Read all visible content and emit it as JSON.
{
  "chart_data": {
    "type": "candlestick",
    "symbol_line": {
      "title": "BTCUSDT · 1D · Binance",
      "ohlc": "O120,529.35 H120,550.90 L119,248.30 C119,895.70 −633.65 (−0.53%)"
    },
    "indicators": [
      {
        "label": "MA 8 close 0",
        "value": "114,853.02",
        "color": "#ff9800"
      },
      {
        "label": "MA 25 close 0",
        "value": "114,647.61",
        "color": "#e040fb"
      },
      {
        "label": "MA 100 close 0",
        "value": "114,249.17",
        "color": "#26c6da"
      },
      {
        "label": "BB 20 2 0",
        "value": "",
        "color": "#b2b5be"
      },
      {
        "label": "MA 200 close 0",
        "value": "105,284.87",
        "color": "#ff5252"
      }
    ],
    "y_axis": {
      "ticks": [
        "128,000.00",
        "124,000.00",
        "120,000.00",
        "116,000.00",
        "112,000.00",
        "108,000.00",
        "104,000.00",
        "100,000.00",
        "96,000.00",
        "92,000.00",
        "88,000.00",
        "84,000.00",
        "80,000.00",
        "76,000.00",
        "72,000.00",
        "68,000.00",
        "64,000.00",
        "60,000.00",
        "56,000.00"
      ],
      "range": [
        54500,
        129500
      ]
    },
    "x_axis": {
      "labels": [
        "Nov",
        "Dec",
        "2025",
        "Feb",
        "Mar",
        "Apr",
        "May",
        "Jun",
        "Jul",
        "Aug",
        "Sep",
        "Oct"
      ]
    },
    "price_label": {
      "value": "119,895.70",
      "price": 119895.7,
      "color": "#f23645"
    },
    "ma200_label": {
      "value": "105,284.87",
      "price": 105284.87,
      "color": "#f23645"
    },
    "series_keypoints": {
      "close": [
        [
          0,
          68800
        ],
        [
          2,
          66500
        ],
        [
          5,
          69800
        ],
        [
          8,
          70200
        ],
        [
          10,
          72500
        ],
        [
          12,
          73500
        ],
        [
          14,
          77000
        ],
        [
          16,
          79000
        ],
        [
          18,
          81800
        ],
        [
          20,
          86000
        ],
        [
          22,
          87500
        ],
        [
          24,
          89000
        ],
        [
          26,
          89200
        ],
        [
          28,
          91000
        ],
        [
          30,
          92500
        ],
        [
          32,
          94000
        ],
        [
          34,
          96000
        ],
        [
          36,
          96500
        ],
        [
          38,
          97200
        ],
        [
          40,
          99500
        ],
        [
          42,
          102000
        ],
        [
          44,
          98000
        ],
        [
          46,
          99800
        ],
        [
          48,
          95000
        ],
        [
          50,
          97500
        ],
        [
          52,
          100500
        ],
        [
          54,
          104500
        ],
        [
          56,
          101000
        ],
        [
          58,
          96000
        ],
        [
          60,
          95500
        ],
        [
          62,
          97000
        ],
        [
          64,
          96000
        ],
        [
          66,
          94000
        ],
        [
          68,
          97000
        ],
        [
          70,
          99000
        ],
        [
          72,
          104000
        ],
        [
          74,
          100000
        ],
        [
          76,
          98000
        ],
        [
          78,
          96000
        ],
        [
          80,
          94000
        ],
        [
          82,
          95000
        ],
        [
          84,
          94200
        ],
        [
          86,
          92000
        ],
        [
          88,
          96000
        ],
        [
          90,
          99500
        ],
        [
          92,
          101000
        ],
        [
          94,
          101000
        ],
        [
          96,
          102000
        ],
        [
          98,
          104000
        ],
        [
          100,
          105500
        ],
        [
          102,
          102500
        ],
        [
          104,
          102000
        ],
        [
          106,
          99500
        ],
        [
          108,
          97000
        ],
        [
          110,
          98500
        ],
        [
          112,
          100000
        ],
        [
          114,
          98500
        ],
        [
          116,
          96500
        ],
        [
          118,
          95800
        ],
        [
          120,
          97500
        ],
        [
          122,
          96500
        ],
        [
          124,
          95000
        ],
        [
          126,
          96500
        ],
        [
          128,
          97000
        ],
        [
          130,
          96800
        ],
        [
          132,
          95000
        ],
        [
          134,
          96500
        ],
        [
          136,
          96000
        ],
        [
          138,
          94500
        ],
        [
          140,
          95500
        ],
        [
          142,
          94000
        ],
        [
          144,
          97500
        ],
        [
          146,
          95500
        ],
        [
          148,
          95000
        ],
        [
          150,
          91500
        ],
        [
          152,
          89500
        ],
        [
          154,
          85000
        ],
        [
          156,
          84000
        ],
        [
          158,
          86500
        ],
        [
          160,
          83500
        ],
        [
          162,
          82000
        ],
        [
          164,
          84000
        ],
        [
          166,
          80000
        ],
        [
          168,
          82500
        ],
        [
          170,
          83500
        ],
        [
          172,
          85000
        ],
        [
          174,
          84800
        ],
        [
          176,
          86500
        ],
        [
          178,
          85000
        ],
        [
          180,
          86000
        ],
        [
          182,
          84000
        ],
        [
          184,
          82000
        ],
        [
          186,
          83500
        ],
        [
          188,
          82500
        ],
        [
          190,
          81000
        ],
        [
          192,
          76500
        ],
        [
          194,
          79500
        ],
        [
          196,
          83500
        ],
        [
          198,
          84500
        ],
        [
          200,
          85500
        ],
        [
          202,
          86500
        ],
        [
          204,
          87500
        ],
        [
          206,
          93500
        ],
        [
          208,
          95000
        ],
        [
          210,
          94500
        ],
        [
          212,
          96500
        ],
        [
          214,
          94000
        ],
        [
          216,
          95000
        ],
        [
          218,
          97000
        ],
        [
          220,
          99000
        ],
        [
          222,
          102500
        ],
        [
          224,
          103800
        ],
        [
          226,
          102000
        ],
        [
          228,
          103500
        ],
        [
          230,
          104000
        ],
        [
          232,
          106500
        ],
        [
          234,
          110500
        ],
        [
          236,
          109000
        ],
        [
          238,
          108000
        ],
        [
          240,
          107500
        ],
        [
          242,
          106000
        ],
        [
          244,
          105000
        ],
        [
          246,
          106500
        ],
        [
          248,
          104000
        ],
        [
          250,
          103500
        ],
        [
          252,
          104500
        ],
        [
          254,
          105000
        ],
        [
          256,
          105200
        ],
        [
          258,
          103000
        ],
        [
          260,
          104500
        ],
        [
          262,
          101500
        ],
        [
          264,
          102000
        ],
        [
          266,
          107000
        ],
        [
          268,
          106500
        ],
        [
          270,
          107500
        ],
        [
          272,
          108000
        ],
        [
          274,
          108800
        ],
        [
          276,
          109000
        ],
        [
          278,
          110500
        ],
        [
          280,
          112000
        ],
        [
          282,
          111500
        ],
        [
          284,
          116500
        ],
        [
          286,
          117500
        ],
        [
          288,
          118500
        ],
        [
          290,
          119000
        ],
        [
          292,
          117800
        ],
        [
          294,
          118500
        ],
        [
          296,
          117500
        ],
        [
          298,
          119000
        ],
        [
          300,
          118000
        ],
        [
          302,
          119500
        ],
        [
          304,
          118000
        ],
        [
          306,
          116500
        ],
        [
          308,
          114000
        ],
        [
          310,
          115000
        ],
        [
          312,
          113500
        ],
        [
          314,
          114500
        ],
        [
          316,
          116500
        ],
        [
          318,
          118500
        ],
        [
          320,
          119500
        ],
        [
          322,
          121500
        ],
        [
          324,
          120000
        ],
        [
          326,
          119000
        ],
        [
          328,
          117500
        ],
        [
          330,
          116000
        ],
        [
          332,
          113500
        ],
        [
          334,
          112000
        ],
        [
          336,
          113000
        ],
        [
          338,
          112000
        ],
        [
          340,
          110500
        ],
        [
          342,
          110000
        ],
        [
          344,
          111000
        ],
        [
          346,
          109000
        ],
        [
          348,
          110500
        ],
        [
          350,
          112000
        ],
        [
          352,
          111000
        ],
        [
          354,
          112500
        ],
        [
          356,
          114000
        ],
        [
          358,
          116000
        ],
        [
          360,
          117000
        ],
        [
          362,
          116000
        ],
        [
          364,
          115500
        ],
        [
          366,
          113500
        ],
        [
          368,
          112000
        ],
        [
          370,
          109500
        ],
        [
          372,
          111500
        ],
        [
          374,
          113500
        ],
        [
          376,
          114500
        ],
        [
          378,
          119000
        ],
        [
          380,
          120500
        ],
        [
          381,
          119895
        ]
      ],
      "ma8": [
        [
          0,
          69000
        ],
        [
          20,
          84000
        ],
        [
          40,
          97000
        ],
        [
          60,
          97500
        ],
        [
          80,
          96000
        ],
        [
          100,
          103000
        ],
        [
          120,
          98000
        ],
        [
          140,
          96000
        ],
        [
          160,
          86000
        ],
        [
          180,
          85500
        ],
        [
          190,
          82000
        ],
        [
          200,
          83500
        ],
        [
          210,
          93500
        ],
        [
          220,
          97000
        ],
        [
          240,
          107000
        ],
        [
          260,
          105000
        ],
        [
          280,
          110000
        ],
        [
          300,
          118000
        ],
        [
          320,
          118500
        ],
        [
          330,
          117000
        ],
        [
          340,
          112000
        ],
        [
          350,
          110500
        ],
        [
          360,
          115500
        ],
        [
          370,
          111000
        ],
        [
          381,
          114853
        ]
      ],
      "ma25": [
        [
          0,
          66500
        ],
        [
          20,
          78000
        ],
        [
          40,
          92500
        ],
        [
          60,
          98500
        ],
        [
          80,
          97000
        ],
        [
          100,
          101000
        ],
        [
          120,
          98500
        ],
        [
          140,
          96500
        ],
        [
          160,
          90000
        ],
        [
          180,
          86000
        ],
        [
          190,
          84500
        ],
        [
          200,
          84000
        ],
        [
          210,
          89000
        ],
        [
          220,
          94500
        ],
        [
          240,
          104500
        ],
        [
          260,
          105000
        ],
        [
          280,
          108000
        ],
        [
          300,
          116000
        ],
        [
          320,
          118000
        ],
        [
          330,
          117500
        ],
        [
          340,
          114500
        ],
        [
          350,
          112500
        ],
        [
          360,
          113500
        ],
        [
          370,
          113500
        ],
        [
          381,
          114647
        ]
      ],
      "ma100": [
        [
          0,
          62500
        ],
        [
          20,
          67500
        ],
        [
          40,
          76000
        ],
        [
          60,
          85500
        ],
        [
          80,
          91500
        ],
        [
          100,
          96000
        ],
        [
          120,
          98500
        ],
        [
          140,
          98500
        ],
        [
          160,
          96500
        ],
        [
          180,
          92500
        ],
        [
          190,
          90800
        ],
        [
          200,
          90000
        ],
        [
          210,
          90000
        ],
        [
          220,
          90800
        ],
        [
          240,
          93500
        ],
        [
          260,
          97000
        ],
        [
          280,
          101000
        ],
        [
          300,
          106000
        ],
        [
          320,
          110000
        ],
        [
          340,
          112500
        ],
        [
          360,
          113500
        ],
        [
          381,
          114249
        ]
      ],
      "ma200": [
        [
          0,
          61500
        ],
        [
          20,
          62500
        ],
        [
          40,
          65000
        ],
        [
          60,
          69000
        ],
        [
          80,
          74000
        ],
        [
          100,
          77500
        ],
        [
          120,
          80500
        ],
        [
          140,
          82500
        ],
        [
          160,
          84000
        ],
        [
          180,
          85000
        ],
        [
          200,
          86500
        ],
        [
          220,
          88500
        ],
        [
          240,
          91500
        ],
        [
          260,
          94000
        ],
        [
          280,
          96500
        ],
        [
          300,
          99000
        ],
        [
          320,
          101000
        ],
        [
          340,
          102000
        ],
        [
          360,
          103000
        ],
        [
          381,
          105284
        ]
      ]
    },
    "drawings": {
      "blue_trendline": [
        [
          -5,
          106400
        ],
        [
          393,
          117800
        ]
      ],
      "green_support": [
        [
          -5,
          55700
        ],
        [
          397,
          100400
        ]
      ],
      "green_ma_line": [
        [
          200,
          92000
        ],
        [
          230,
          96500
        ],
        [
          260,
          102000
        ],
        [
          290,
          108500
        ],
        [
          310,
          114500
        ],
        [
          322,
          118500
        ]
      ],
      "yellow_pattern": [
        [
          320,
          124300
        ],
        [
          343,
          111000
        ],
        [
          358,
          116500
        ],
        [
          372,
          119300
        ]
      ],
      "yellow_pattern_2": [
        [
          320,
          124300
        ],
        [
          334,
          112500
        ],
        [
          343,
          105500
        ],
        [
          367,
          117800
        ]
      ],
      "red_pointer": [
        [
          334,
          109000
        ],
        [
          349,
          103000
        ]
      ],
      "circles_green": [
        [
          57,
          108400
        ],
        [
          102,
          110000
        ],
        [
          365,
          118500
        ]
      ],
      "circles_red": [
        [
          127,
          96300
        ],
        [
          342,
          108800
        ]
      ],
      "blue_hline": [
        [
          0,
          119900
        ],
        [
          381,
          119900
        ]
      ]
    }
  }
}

++++++

WHAT YOU NEED TO DO:
From the entries above, extract every line where the word "color" appears.

THE COMPLETED TASK:
        "color": "#ff9800"
        "color": "#e040fb"
        "color": "#26c6da"
        "color": "#b2b5be"
        "color": "#ff5252"
      "color": "#f23645"
      "color": "#f23645"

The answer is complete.